→ The request
Each record must be reproduced exactly as it is shown.
==============================
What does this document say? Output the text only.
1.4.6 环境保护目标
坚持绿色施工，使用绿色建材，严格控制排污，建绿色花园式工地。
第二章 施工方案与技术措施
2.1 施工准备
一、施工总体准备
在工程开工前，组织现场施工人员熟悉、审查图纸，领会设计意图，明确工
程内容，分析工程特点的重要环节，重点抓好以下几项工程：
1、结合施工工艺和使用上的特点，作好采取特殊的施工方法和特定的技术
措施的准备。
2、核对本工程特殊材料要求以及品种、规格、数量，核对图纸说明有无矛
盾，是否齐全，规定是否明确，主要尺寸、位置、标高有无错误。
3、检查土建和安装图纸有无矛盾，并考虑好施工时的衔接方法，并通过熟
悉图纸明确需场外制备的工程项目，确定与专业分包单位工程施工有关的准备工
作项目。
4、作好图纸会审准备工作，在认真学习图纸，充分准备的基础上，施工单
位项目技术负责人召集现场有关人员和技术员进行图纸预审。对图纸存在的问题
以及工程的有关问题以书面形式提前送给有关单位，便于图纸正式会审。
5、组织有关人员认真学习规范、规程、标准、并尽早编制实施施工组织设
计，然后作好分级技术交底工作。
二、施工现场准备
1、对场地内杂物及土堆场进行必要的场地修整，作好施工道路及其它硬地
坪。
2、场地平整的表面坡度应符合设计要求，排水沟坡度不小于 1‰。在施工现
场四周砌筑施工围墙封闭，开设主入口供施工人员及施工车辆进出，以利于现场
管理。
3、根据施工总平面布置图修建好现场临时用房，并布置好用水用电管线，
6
==============================
→ Finished answer
What does this document say? Output the text only.
1.4.6 环境保护目标
坚持绿色施工，使用绿色建材，严格控制排污，建绿色花园式工地。
第二章 施工方案与技术措施
2.1 施工准备
一、施工总体准备
在工程开工前，组织现场施工人员熟悉、审查图纸，领会设计意图，明确工
程内容，分析工程特点的重要环节，重点抓好以下几项工程：
1、结合施工工艺和使用上的特点，作好采取特殊的施工方法和特定的技术
措施的准备。
2、核对本工程特殊材料要求以及品种、规格、数量，核对图纸说明有无矛
盾，是否齐全，规定是否明确，主要尺寸、位置、标高有无错误。
3、检查土建和安装图纸有无矛盾，并考虑好施工时的衔接方法，并通过熟
悉图纸明确需场外制备的工程项目，确定与专业分包单位工程施工有关的准备工
作项目。
4、作好图纸会审准备工作，在认真学习图纸，充分准备的基础上，施工单
位项目技术负责人召集现场有关人员和技术员进行图纸预审。对图纸存在的问题
以及工程的有关问题以书面形式提前送给有关单位，便于图纸正式会审。
5、组织有关人员认真学习规范、规程、标准、并尽早编制实施施工组织设
计，然后作好分级技术交底工作。
二、施工现场准备
1、对场地内杂物及土堆场进行必要的场地修整，作好施工道路及其它硬地
坪。
2、场地平整的表面坡度应符合设计要求，排水沟坡度不小于 1‰。在施工现
场四周砌筑施工围墙封闭，开设主入口供施工人员及施工车辆进出，以利于现场
管理。
3、根据施工总平面布置图修建好现场临时用房，并布置好用水用电管线，
6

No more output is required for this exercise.